■ AIM:
In the listing, from its first line through the line containing "keywords-paragraph [75, 268, 725, 316]", inclusive, swap "spacer" for "divider" and give those lines again with everything else unchanged.

■ AVAILABLE DATA:
================
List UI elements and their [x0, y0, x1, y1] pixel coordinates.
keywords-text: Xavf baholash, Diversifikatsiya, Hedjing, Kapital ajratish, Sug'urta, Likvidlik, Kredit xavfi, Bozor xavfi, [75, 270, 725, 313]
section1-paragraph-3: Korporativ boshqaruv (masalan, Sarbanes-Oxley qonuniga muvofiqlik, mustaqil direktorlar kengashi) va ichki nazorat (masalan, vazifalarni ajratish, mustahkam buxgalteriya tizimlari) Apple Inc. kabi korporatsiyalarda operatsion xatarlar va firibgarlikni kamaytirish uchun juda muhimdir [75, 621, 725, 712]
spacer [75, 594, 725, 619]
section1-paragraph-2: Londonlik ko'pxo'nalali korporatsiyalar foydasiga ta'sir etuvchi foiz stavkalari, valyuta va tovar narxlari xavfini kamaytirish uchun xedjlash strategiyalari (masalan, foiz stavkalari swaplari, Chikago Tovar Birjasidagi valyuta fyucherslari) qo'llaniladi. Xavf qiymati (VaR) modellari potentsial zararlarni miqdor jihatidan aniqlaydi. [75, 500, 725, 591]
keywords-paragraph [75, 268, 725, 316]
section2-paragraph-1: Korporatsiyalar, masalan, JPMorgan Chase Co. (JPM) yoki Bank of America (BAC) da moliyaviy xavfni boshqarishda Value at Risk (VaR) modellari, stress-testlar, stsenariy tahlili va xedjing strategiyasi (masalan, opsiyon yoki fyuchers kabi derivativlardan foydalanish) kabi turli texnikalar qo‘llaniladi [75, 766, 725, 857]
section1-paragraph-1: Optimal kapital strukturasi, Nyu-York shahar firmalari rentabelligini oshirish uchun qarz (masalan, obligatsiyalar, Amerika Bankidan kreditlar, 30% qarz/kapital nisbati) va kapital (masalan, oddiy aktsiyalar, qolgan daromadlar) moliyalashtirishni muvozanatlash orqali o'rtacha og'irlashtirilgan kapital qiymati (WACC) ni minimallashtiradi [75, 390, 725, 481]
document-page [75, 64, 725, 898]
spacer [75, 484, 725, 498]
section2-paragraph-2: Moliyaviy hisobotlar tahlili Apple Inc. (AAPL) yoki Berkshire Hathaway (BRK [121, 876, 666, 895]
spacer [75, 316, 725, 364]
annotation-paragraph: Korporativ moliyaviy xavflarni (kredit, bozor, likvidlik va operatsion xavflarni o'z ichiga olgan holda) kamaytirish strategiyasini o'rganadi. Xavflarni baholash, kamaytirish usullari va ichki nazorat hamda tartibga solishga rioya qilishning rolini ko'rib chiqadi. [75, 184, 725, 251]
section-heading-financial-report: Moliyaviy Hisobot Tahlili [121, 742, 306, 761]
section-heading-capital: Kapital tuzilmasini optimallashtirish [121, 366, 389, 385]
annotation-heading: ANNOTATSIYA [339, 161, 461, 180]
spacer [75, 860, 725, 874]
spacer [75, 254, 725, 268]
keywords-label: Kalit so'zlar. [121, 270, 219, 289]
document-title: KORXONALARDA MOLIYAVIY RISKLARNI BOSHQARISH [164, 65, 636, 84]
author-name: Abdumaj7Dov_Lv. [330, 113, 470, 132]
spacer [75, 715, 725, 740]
================
■ FINAL ANSWER:
List UI elements and their [x0, y0, x1, y1] pixel coordinates.
keywords-text: Xavf baholash, Diversifikatsiya, Hedjing, Kapital ajratish, Sug'urta, Likvidlik, Kredit xavfi, Bozor xavfi, [75, 270, 725, 313]
section1-paragraph-3: Korporativ boshqaruv (masalan, Sarbanes-Oxley qonuniga muvofiqlik, mustaqil direktorlar kengashi) va ichki nazorat (masalan, vazifalarni ajratish, mustahkam buxgalteriya tizimlari) Apple Inc. kabi korporatsiyalarda operatsion xatarlar va firibgarlikni kamaytirish uchun juda muhimdir [75, 621, 725, 712]
divider [75, 594, 725, 619]
section1-paragraph-2: Londonlik ko'pxo'nalali korporatsiyalar foydasiga ta'sir etuvchi foiz stavkalari, valyuta va tovar narxlari xavfini kamaytirish uchun xedjlash strategiyalari (masalan, foiz stavkalari swaplari, Chikago Tovar Birjasidagi valyuta fyucherslari) qo'llaniladi. Xavf qiymati (VaR) modellari potentsial zararlarni miqdor jihatidan aniqlaydi. [75, 500, 725, 591]
keywords-paragraph [75, 268, 725, 316]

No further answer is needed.